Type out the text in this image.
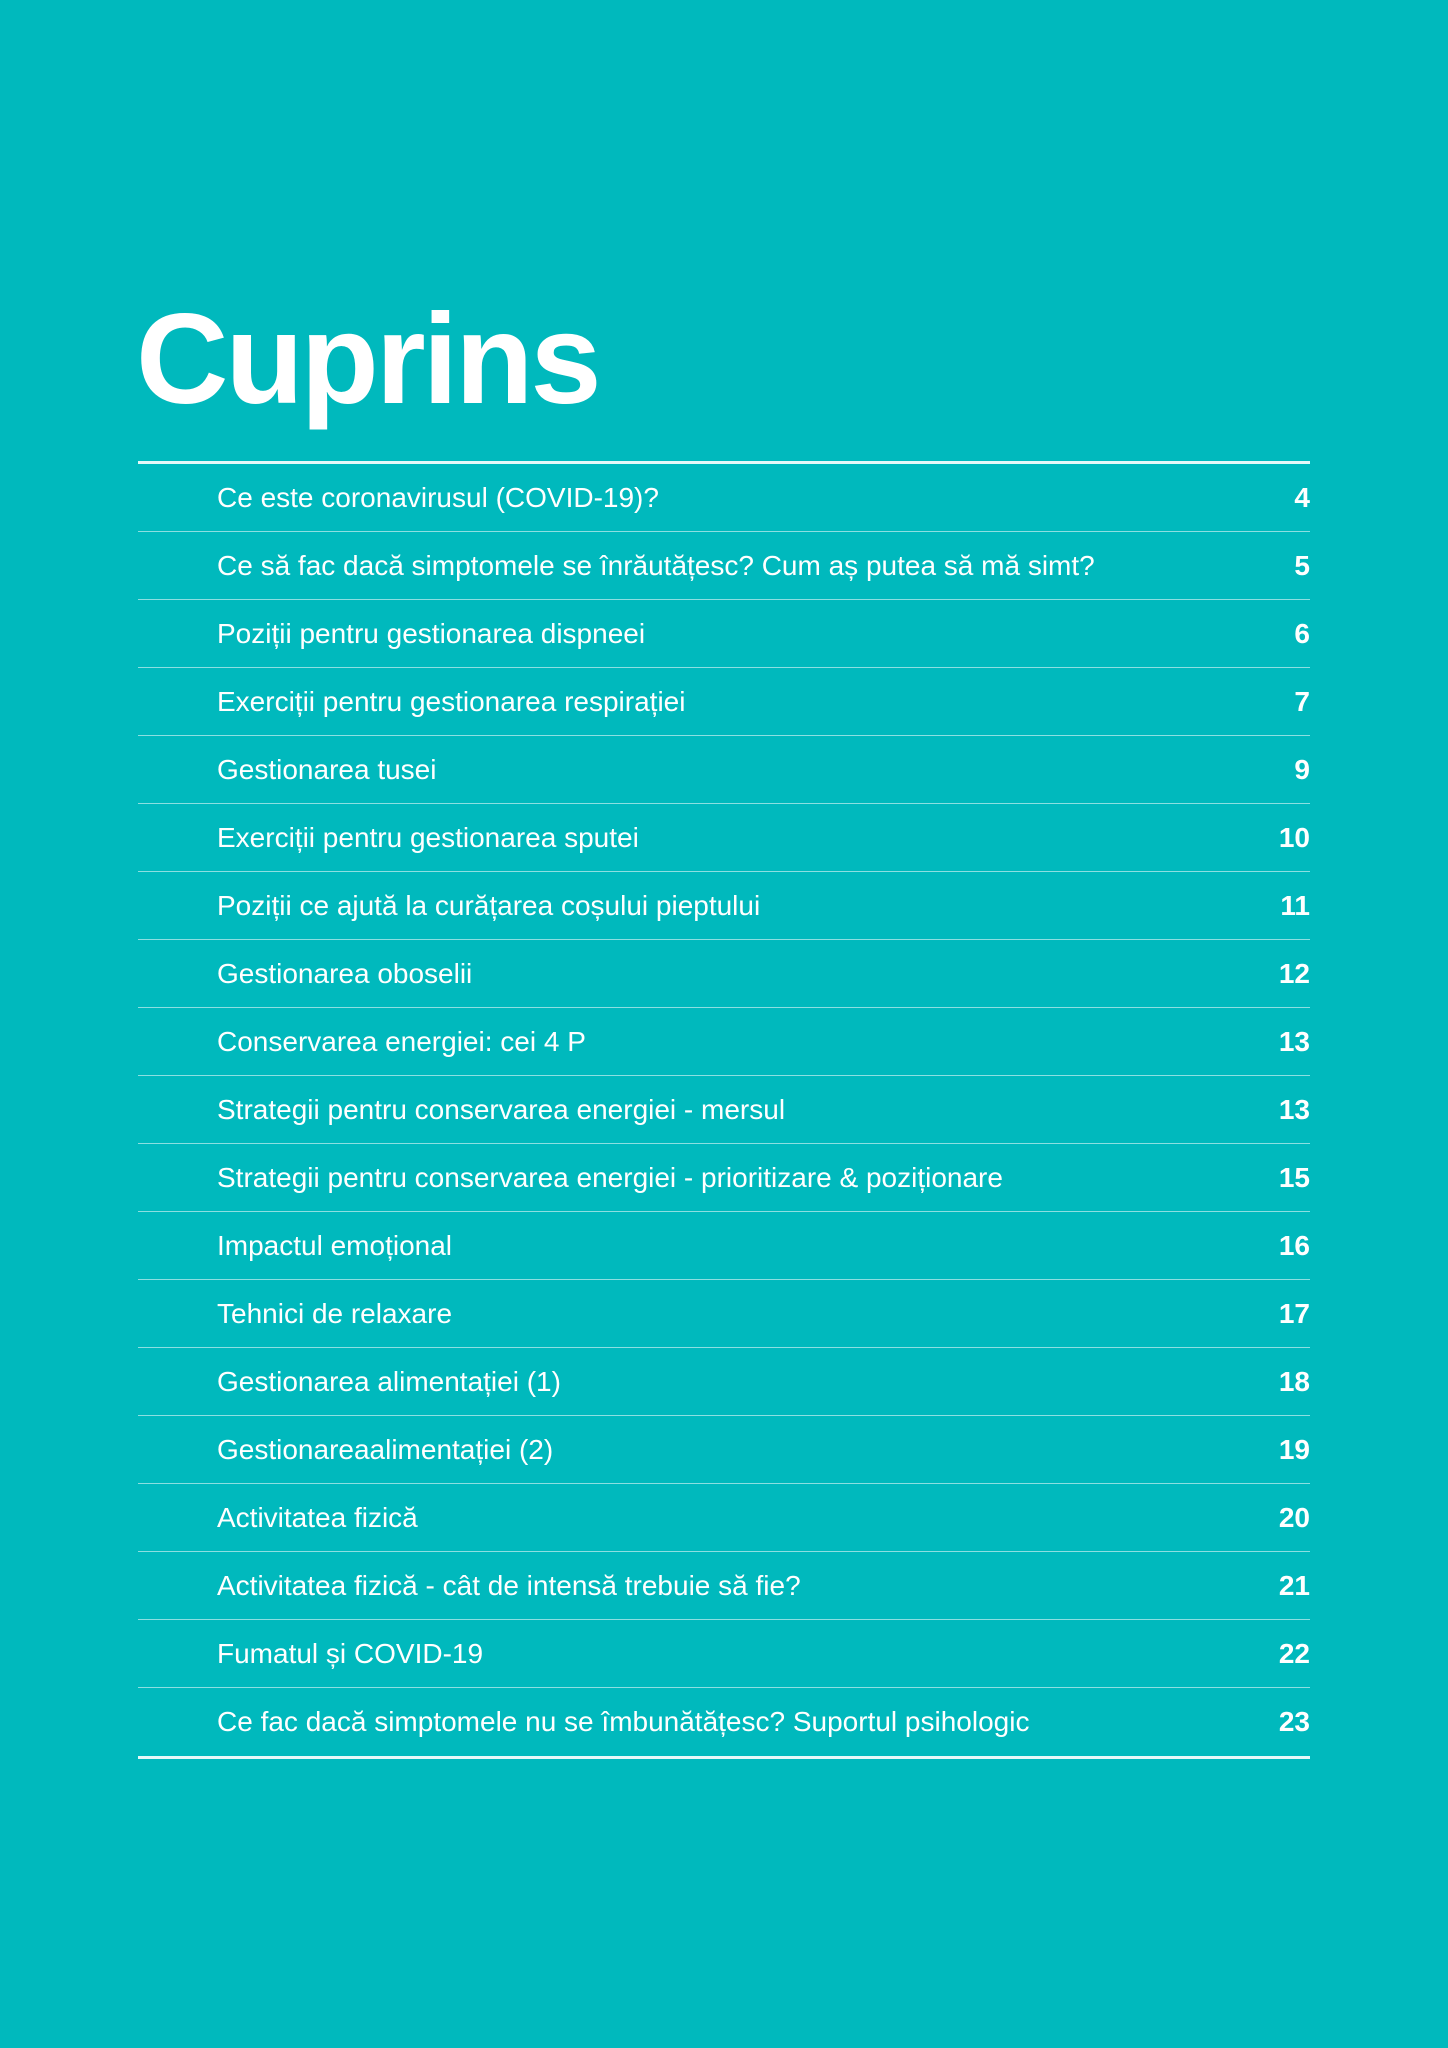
Cuprins
Ce este coronavirusul (COVID-19)?	4
Ce să fac dacă simptomele se înrăutățesc? Cum aș putea să mă simt?	5
Poziții pentru gestionarea dispneei	6
Exerciții pentru gestionarea respirației	7
Gestionarea tusei	9
Exerciții pentru gestionarea sputei	10
Poziții ce ajută la curățarea coșului pieptului	11
Gestionarea oboselii	12
Conservarea energiei: cei 4 P	13
Strategii pentru conservarea energiei - mersul	13
Strategii pentru conservarea energiei - prioritizare & poziționare	15
Impactul emoțional	16
Tehnici de relaxare	17
Gestionarea alimentației (1)	18
Gestionareaalimentației (2)	19
Activitatea fizică	20
Activitatea fizică - cât de intensă trebuie să fie?	21
Fumatul și COVID-19	22
Ce fac dacă simptomele nu se îmbunătățesc? Suportul psihologic	23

• _Aim of the exercise_
When "pentru" shows up in a line of the material, report that line.

• _Task solution_
Poziții pentru gestionarea dispneei	6
Exerciții pentru gestionarea respirației	7
Exerciții pentru gestionarea sputei	10
Strategii pentru conservarea energiei - mersul	13
Strategii pentru conservarea energiei - prioritizare & poziționare	15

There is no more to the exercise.